**To do**
Restate each of the lines below word for word and drop every picture.
## Begin Dataset records
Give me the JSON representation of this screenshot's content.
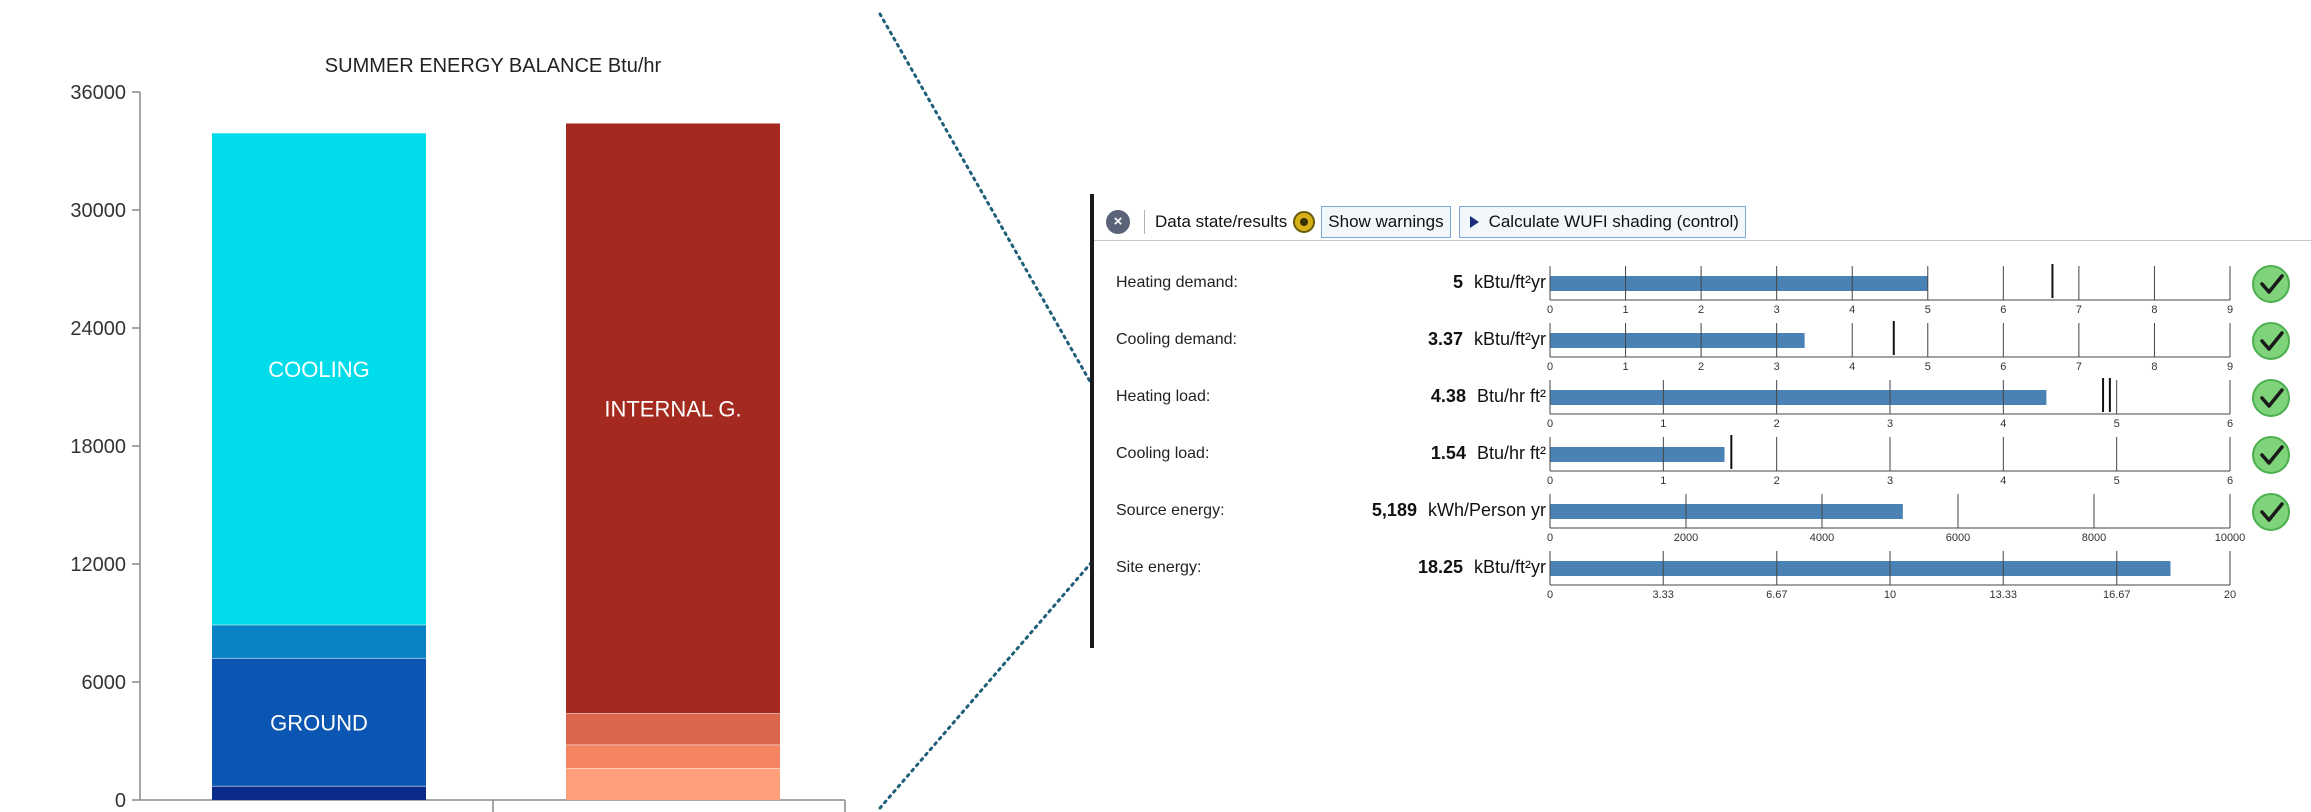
{
  "chart_data": [
    {
      "type": "bar",
      "stacked": true,
      "title": "SUMMER ENERGY BALANCE Btu/hr",
      "ylim": [
        0,
        36000
      ],
      "y_ticks": [
        "36000",
        "30000",
        "24000",
        "18000",
        "12000",
        "6000",
        "0"
      ],
      "categories": [
        "",
        ""
      ],
      "grid": false,
      "bars": [
        {
          "segments": [
            {
              "from": 0,
              "to": 700,
              "color": "#0a2a8c"
            },
            {
              "from": 700,
              "to": 7200,
              "color": "#0b56b3",
              "label": "GROUND"
            },
            {
              "from": 7200,
              "to": 8900,
              "color": "#0a82c6"
            },
            {
              "from": 8900,
              "to": 33900,
              "color": "#00dcea",
              "label": "COOLING"
            }
          ]
        },
        {
          "segments": [
            {
              "from": 0,
              "to": 1600,
              "color": "#ff9f7a"
            },
            {
              "from": 1600,
              "to": 2800,
              "color": "#f58462"
            },
            {
              "from": 2800,
              "to": 4400,
              "color": "#d9664d"
            },
            {
              "from": 4400,
              "to": 34400,
              "color": "#a42a20",
              "label": "INTERNAL G."
            }
          ]
        }
      ]
    },
    {
      "type": "bar",
      "orientation": "horizontal",
      "bar_color": "#4a82b6",
      "rows": [
        {
          "label": "Heating demand:",
          "value_text": "5",
          "unit": "kBtu/ft²yr",
          "value": 5,
          "ticks": [
            "0",
            "1",
            "2",
            "3",
            "4",
            "5",
            "6",
            "7",
            "8",
            "9"
          ],
          "max": 9,
          "markers": [
            6.65
          ],
          "check": true
        },
        {
          "label": "Cooling demand:",
          "value_text": "3.37",
          "unit": "kBtu/ft²yr",
          "value": 3.37,
          "ticks": [
            "0",
            "1",
            "2",
            "3",
            "4",
            "5",
            "6",
            "7",
            "8",
            "9"
          ],
          "max": 9,
          "markers": [
            4.55
          ],
          "check": true
        },
        {
          "label": "Heating load:",
          "value_text": "4.38",
          "unit": "Btu/hr ft²",
          "value": 4.38,
          "ticks": [
            "0",
            "1",
            "2",
            "3",
            "4",
            "5",
            "6"
          ],
          "max": 6,
          "markers": [
            4.88,
            4.94
          ],
          "check": true
        },
        {
          "label": "Cooling load:",
          "value_text": "1.54",
          "unit": "Btu/hr ft²",
          "value": 1.54,
          "ticks": [
            "0",
            "1",
            "2",
            "3",
            "4",
            "5",
            "6"
          ],
          "max": 6,
          "markers": [
            1.6
          ],
          "check": true
        },
        {
          "label": "Source energy:",
          "value_text": "5,189",
          "unit": "kWh/Person yr",
          "value": 5189,
          "ticks": [
            "0",
            "2000",
            "4000",
            "6000",
            "8000",
            "10000"
          ],
          "max": 10000,
          "markers": [],
          "check": true
        },
        {
          "label": "Site energy:",
          "value_text": "18.25",
          "unit": "kBtu/ft²yr",
          "value": 18.25,
          "ticks": [
            "0",
            "3.33",
            "6.67",
            "10",
            "13.33",
            "16.67",
            "20"
          ],
          "max": 20,
          "markers": [],
          "check": false
        }
      ]
    }
  ],
  "toolbar": {
    "close_icon": "close-icon",
    "data_state_label": "Data state/results",
    "status_icon": "gear-icon",
    "show_warnings_label": "Show warnings",
    "calculate_label": "Calculate WUFI shading (control)"
  },
  "colors": {
    "check_green": "#4caf50",
    "connector": "#1f5f7a"
  }
}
## End Dataset records
**Result of this exercise**
Give me the JSON representation of this screenshot's content.
{
  "chart_data": [
    {
      "type": "bar",
      "stacked": true,
      "title": "SUMMER ENERGY BALANCE Btu/hr",
      "ylim": [
        0,
        36000
      ],
      "y_ticks": [
        "36000",
        "30000",
        "24000",
        "18000",
        "12000",
        "6000",
        "0"
      ],
      "categories": [
        "",
        ""
      ],
      "grid": false,
      "bars": [
        {
          "segments": [
            {
              "from": 0,
              "to": 700,
              "color": "#0a2a8c"
            },
            {
              "from": 700,
              "to": 7200,
              "color": "#0b56b3",
              "label": "GROUND"
            },
            {
              "from": 7200,
              "to": 8900,
              "color": "#0a82c6"
            },
            {
              "from": 8900,
              "to": 33900,
              "color": "#00dcea",
              "label": "COOLING"
            }
          ]
        },
        {
          "segments": [
            {
              "from": 0,
              "to": 1600,
              "color": "#ff9f7a"
            },
            {
              "from": 1600,
              "to": 2800,
              "color": "#f58462"
            },
            {
              "from": 2800,
              "to": 4400,
              "color": "#d9664d"
            },
            {
              "from": 4400,
              "to": 34400,
              "color": "#a42a20",
              "label": "INTERNAL G."
            }
          ]
        }
      ]
    },
    {
      "type": "bar",
      "orientation": "horizontal",
      "bar_color": "#4a82b6",
      "rows": [
        {
          "label": "Heating demand:",
          "value_text": "5",
          "unit": "kBtu/ft²yr",
          "value": 5,
          "ticks": [
            "0",
            "1",
            "2",
            "3",
            "4",
            "5",
            "6",
            "7",
            "8",
            "9"
          ],
          "max": 9,
          "markers": [
            6.65
          ],
          "check": true
        },
        {
          "label": "Cooling demand:",
          "value_text": "3.37",
          "unit": "kBtu/ft²yr",
          "value": 3.37,
          "ticks": [
            "0",
            "1",
            "2",
            "3",
            "4",
            "5",
            "6",
            "7",
            "8",
            "9"
          ],
          "max": 9,
          "markers": [
            4.55
          ],
          "check": true
        },
        {
          "label": "Heating load:",
          "value_text": "4.38",
          "unit": "Btu/hr ft²",
          "value": 4.38,
          "ticks": [
            "0",
            "1",
            "2",
            "3",
            "4",
            "5",
            "6"
          ],
          "max": 6,
          "markers": [
            4.88,
            4.94
          ],
          "check": true
        },
        {
          "label": "Cooling load:",
          "value_text": "1.54",
          "unit": "Btu/hr ft²",
          "value": 1.54,
          "ticks": [
            "0",
            "1",
            "2",
            "3",
            "4",
            "5",
            "6"
          ],
          "max": 6,
          "markers": [
            1.6
          ],
          "check": true
        },
        {
          "label": "Source energy:",
          "value_text": "5,189",
          "unit": "kWh/Person yr",
          "value": 5189,
          "ticks": [
            "0",
            "2000",
            "4000",
            "6000",
            "8000",
            "10000"
          ],
          "max": 10000,
          "markers": [],
          "check": true
        },
        {
          "label": "Site energy:",
          "value_text": "18.25",
          "unit": "kBtu/ft²yr",
          "value": 18.25,
          "ticks": [
            "0",
            "3.33",
            "6.67",
            "10",
            "13.33",
            "16.67",
            "20"
          ],
          "max": 20,
          "markers": [],
          "check": false
        }
      ]
    }
  ],
  "toolbar": {
    "close_icon": "close-icon",
    "data_state_label": "Data state/results",
    "status_icon": "gear-icon",
    "show_warnings_label": "Show warnings",
    "calculate_label": "Calculate WUFI shading (control)"
  },
  "colors": {
    "check_green": "#4caf50",
    "connector": "#1f5f7a"
  }
}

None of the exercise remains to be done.